Source data
>> begin

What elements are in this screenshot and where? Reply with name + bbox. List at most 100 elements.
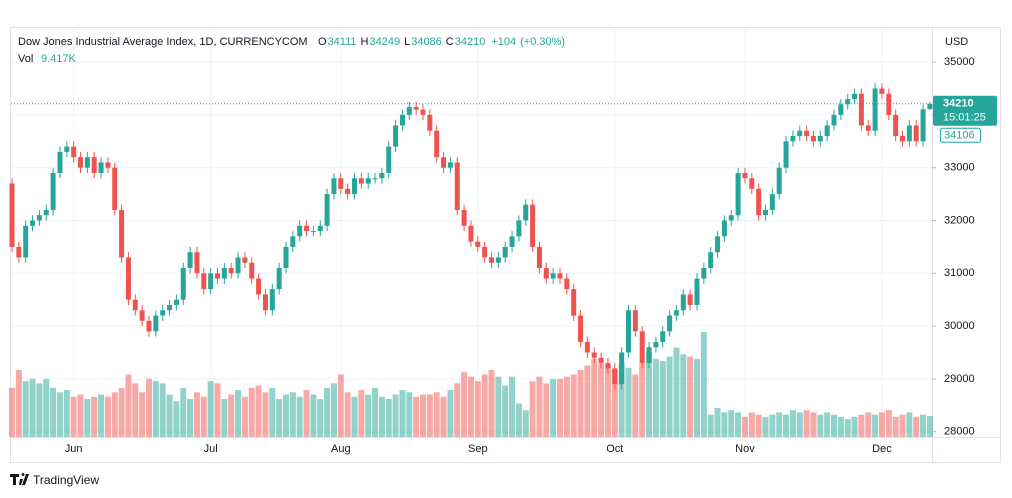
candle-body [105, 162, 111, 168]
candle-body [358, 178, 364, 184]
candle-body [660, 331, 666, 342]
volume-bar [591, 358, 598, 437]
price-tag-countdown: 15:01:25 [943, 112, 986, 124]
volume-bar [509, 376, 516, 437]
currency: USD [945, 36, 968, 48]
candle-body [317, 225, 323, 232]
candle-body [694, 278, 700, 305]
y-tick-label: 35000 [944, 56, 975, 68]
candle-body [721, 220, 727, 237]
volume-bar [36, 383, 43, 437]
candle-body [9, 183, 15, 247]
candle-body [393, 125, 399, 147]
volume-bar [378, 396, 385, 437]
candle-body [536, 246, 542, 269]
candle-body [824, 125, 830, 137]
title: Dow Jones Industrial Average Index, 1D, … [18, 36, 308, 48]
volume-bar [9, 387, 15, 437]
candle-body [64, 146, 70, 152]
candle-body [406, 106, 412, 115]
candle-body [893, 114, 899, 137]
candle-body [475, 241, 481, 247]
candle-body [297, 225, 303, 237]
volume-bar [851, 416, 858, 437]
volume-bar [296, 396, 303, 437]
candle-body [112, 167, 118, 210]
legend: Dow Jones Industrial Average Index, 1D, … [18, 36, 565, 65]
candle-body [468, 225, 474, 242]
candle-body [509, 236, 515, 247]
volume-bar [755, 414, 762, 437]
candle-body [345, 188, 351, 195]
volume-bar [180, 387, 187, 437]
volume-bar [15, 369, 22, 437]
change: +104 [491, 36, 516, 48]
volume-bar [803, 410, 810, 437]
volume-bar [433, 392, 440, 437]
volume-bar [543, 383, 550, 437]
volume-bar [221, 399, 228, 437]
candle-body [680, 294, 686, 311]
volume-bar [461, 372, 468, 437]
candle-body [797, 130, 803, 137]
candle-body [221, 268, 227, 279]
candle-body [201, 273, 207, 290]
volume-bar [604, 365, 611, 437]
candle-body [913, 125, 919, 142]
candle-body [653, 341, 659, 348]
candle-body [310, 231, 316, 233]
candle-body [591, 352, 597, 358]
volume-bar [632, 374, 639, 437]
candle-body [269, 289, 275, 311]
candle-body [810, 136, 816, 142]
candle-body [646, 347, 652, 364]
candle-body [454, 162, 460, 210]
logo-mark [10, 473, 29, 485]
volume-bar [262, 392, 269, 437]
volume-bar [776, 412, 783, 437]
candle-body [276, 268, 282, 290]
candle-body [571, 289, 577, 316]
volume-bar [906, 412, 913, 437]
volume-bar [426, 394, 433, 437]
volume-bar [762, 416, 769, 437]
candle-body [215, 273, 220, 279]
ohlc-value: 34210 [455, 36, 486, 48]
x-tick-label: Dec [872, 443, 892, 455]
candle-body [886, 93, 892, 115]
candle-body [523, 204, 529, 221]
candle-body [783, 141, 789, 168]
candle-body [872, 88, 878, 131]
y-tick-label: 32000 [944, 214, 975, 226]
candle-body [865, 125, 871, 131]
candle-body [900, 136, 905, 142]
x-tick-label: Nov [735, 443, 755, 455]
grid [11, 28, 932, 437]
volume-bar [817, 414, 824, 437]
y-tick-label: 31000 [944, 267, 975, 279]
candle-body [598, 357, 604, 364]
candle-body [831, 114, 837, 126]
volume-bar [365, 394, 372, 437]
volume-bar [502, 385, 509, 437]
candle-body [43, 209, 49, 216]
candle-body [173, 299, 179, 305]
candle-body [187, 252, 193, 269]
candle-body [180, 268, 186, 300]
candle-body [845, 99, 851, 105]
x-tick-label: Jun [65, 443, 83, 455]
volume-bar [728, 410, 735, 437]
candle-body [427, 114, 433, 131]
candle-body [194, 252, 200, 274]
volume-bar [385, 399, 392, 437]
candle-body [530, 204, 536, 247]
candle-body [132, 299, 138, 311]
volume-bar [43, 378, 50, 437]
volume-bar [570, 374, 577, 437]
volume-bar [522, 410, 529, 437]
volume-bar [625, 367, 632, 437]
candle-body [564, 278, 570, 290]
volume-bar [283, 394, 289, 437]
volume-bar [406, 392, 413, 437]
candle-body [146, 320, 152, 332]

>> end

## INSTRUCTION
Render every line of the material above as a Markdown table with the columns "Row" and "Line", numbering the rows and skipping blank lines. Leave the pictures out.

## ANSWER IN FULL
| Row | Line |
|---|---|
| 1 | What elements are in this screenshot and where? Reply with name + bbox. List at most 100 elements. |
| 2 | candle-body [105, 162, 111, 168] |
| 3 | candle-body [358, 178, 364, 184] |
| 4 | candle-body [660, 331, 666, 342] |
| 5 | volume-bar [591, 358, 598, 437] |
| 6 | price-tag-countdown: 15:01:25 [943, 112, 986, 124] |
| 7 | volume-bar [509, 376, 516, 437] |
| 8 | currency: USD [945, 36, 968, 48] |
| 9 | candle-body [317, 225, 323, 232] |
| 10 | candle-body [694, 278, 700, 305] |
| 11 | y-tick-label: 35000 [944, 56, 975, 68] |
| 12 | candle-body [721, 220, 727, 237] |
| 13 | volume-bar [36, 383, 43, 437] |
| 14 | candle-body [9, 183, 15, 247] |
| 15 | candle-body [393, 125, 399, 147] |
| 16 | volume-bar [378, 396, 385, 437] |
| 17 | candle-body [536, 246, 542, 269] |
| 18 | candle-body [824, 125, 830, 137] |
| 19 | title: Dow Jones Industrial Average Index, 1D, … [18, 36, 308, 48] |
| 20 | volume-bar [9, 387, 15, 437] |
| 21 | candle-body [64, 146, 70, 152] |
| 22 | candle-body [406, 106, 412, 115] |
| 23 | candle-body [893, 114, 899, 137] |
| 24 | candle-body [475, 241, 481, 247] |
| 25 | candle-body [297, 225, 303, 237] |
| 26 | volume-bar [851, 416, 858, 437] |
| 27 | volume-bar [296, 396, 303, 437] |
| 28 | candle-body [112, 167, 118, 210] |
| 29 | legend: Dow Jones Industrial Average Index, 1D, … [18, 36, 565, 65] |
| 30 | candle-body [468, 225, 474, 242] |
| 31 | candle-body [509, 236, 515, 247] |
| 32 | volume-bar [755, 414, 762, 437] |
| 33 | candle-body [345, 188, 351, 195] |
| 34 | volume-bar [180, 387, 187, 437] |
| 35 | volume-bar [15, 369, 22, 437] |
| 36 | change: +104 [491, 36, 516, 48] |
| 37 | volume-bar [803, 410, 810, 437] |
| 38 | volume-bar [433, 392, 440, 437] |
| 39 | volume-bar [543, 383, 550, 437] |
| 40 | volume-bar [221, 399, 228, 437] |
| 41 | candle-body [680, 294, 686, 311] |
| 42 | volume-bar [461, 372, 468, 437] |
| 43 | candle-body [797, 130, 803, 137] |
| 44 | candle-body [221, 268, 227, 279] |
| 45 | candle-body [201, 273, 207, 290] |
| 46 | volume-bar [604, 365, 611, 437] |
| 47 | candle-body [913, 125, 919, 142] |
| 48 | candle-body [653, 341, 659, 348] |
| 49 | candle-body [310, 231, 316, 233] |
| 50 | candle-body [591, 352, 597, 358] |
| 51 | volume-bar [632, 374, 639, 437] |
| 52 | candle-body [269, 289, 275, 311] |
| 53 | candle-body [810, 136, 816, 142] |
| 54 | candle-body [646, 347, 652, 364] |
| 55 | candle-body [454, 162, 460, 210] |
| 56 | logo-mark [10, 473, 29, 485] |
| 57 | volume-bar [262, 392, 269, 437] |
| 58 | volume-bar [776, 412, 783, 437] |
| 59 | candle-body [276, 268, 282, 290] |
| 60 | candle-body [571, 289, 577, 316] |
| 61 | volume-bar [906, 412, 913, 437] |
| 62 | volume-bar [426, 394, 433, 437] |
| 63 | volume-bar [762, 416, 769, 437] |
| 64 | candle-body [215, 273, 220, 279] |
| 65 | ohlc-value: 34210 [455, 36, 486, 48] |
| 66 | x-tick-label: Dec [872, 443, 892, 455] |
| 67 | candle-body [886, 93, 892, 115] |
| 68 | candle-body [523, 204, 529, 221] |
| 69 | candle-body [783, 141, 789, 168] |
| 70 | candle-body [872, 88, 878, 131] |
| 71 | y-tick-label: 32000 [944, 214, 975, 226] |
| 72 | candle-body [865, 125, 871, 131] |
| 73 | candle-body [900, 136, 905, 142] |
| 74 | x-tick-label: Nov [735, 443, 755, 455] |
| 75 | grid [11, 28, 932, 437] |
| 76 | volume-bar [817, 414, 824, 437] |
| 77 | y-tick-label: 31000 [944, 267, 975, 279] |
| 78 | candle-body [598, 357, 604, 364] |
| 79 | candle-body [831, 114, 837, 126] |
| 80 | volume-bar [365, 394, 372, 437] |
| 81 | volume-bar [502, 385, 509, 437] |
| 82 | candle-body [43, 209, 49, 216] |
| 83 | candle-body [173, 299, 179, 305] |
| 84 | candle-body [187, 252, 193, 269] |
| 85 | candle-body [180, 268, 186, 300] |
| 86 | candle-body [845, 99, 851, 105] |
| 87 | x-tick-label: Jun [65, 443, 83, 455] |
| 88 | volume-bar [728, 410, 735, 437] |
| 89 | candle-body [427, 114, 433, 131] |
| 90 | candle-body [194, 252, 200, 274] |
| 91 | volume-bar [385, 399, 392, 437] |
| 92 | candle-body [530, 204, 536, 247] |
| 93 | candle-body [132, 299, 138, 311] |
| 94 | volume-bar [43, 378, 50, 437] |
| 95 | volume-bar [570, 374, 577, 437] |
| 96 | volume-bar [522, 410, 529, 437] |
| 97 | volume-bar [625, 367, 632, 437] |
| 98 | candle-body [564, 278, 570, 290] |
| 99 | volume-bar [283, 394, 289, 437] |
| 100 | volume-bar [406, 392, 413, 437] |
| 101 | candle-body [146, 320, 152, 332] |